To be done
Give the number of lines in the data that contain "this", and nothing more.

[Data entries for graphics]
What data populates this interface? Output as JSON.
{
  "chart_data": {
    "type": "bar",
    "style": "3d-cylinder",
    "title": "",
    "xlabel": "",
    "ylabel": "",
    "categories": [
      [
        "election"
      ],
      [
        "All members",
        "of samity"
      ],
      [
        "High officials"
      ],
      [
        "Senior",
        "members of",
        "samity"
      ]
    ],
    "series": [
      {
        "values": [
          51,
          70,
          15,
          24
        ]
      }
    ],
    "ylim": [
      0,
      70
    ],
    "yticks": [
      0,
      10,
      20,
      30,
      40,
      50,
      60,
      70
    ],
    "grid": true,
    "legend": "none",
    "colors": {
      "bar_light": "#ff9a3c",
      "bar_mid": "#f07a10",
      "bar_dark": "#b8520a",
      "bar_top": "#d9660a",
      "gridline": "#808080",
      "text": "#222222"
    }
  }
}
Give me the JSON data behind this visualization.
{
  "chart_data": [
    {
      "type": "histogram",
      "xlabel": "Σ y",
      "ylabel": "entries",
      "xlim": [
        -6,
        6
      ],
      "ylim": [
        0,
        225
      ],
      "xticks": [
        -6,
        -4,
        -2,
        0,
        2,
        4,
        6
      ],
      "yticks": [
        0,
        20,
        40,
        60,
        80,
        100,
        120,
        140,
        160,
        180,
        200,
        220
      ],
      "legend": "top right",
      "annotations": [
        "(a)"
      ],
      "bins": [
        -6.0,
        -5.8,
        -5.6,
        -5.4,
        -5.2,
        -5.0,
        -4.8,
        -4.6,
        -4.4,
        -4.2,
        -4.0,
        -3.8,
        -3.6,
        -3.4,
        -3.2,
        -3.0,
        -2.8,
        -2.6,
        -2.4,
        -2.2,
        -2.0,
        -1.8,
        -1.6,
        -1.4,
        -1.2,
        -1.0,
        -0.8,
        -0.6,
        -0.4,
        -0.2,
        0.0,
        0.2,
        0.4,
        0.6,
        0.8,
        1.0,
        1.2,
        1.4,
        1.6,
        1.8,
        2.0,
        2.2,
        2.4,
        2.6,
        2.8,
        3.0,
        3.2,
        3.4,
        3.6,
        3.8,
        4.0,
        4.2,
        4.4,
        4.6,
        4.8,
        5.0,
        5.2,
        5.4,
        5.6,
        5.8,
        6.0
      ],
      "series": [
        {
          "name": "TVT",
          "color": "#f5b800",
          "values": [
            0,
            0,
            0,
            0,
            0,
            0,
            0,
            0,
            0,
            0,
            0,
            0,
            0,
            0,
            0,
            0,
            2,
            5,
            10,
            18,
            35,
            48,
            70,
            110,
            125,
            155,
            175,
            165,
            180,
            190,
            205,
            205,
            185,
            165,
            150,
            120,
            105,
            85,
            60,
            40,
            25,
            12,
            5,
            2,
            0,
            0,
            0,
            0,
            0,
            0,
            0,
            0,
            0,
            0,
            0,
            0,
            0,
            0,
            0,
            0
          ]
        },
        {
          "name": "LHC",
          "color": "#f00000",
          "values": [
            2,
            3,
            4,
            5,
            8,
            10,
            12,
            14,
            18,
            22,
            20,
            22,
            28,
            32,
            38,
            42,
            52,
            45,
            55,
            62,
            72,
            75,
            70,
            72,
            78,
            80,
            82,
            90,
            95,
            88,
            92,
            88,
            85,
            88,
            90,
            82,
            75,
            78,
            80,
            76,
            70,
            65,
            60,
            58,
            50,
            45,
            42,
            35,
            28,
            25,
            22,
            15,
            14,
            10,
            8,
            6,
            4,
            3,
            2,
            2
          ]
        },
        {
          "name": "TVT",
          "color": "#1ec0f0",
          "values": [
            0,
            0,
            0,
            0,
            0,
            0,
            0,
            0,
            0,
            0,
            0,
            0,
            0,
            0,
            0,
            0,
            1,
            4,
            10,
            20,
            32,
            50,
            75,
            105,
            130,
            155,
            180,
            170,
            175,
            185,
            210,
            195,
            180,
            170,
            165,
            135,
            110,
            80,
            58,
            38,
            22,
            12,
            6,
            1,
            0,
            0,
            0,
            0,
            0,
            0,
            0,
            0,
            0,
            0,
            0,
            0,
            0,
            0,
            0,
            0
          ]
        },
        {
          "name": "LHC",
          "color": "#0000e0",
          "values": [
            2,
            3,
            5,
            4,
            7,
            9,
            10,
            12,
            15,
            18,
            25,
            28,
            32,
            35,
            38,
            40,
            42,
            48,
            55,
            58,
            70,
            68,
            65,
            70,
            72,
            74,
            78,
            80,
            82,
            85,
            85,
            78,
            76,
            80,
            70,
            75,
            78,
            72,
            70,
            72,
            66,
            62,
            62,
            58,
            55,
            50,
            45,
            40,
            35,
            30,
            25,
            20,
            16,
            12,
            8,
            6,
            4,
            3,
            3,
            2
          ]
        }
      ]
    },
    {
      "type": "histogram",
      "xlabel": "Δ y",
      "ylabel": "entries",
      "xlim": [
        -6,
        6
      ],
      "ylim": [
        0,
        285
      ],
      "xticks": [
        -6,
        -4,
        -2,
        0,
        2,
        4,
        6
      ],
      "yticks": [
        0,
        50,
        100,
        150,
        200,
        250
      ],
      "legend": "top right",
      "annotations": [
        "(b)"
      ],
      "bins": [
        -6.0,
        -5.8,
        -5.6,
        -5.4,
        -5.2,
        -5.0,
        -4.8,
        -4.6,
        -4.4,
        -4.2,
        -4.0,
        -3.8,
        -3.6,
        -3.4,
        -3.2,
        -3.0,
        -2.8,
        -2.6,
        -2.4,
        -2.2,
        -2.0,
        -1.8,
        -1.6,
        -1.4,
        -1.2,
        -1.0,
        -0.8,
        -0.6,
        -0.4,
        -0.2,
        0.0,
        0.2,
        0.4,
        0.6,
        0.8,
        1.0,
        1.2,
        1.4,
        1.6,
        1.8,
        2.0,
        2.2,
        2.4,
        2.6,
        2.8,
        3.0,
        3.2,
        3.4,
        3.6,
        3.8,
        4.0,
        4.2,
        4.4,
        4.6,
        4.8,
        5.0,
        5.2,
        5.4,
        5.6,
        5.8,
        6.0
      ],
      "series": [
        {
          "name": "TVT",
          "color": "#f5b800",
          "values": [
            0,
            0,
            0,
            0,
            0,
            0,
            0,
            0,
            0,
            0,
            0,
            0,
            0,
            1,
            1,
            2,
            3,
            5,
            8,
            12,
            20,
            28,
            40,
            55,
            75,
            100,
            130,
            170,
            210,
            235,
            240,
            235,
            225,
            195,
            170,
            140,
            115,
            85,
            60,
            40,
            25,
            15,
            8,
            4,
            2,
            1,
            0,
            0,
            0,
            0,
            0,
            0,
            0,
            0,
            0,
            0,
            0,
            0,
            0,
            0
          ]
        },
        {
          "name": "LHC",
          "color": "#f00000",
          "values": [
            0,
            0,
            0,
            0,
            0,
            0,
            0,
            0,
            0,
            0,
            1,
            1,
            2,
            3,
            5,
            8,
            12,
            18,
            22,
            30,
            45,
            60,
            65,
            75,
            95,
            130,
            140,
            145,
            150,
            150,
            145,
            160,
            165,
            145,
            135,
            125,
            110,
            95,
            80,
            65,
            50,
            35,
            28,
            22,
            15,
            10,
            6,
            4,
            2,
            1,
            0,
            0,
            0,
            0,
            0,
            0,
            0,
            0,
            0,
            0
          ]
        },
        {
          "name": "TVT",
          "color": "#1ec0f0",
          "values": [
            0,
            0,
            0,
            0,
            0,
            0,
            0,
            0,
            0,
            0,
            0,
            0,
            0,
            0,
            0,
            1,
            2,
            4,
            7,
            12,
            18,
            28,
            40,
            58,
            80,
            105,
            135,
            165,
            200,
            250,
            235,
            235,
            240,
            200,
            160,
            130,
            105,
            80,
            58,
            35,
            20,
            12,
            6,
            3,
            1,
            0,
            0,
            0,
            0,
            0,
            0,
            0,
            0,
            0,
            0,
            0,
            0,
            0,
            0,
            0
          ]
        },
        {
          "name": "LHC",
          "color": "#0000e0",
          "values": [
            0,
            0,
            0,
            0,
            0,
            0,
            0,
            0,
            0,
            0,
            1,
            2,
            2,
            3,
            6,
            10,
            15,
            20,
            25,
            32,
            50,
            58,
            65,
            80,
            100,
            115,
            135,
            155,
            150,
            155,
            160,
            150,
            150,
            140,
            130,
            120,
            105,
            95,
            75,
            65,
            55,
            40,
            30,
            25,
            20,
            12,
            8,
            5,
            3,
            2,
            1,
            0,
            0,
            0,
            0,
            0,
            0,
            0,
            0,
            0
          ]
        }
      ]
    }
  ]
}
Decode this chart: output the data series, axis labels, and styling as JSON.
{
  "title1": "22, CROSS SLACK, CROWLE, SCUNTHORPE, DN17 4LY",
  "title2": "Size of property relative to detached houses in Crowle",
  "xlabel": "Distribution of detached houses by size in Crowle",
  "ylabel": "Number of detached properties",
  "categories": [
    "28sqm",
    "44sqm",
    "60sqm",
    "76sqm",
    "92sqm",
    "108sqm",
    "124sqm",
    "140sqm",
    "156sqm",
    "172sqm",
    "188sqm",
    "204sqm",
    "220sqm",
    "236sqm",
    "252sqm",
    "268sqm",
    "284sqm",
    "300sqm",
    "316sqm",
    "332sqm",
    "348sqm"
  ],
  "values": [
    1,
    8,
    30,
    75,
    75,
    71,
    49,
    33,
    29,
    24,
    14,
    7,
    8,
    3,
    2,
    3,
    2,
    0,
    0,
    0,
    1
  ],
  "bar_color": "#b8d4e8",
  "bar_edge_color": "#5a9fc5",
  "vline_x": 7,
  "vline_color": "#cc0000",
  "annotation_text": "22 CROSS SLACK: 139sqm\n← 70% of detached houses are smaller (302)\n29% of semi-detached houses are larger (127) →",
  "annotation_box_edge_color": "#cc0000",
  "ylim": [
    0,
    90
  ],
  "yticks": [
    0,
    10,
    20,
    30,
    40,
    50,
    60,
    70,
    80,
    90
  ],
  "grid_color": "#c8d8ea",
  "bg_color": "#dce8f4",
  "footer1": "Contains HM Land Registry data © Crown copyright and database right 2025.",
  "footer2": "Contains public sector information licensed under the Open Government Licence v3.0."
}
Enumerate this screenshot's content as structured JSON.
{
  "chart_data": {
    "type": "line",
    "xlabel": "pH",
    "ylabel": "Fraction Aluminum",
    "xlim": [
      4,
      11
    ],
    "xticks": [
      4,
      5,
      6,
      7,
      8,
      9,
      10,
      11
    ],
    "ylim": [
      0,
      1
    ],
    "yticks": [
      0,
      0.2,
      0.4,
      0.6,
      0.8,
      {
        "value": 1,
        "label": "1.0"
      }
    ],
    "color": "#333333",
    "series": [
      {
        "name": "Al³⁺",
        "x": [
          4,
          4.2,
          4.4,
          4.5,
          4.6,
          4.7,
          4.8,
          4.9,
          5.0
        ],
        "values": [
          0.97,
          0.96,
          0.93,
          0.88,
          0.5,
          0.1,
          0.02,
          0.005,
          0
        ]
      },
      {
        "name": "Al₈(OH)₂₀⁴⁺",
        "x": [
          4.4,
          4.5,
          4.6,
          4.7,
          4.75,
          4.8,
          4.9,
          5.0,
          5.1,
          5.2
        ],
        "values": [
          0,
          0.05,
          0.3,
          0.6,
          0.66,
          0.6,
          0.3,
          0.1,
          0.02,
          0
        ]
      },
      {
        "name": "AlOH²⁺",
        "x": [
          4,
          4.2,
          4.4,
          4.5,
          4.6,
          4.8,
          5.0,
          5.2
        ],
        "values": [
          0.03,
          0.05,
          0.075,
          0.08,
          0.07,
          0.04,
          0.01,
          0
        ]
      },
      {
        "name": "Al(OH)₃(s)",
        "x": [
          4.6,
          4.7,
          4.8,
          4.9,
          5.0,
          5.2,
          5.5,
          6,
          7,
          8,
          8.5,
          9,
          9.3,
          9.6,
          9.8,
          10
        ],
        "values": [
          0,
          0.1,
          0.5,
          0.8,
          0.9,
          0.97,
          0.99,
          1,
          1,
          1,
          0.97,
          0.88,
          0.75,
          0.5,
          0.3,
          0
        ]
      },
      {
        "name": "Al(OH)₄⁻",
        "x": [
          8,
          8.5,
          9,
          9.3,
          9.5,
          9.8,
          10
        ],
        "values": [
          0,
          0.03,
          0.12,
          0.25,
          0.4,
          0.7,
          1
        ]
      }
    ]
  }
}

Final result
4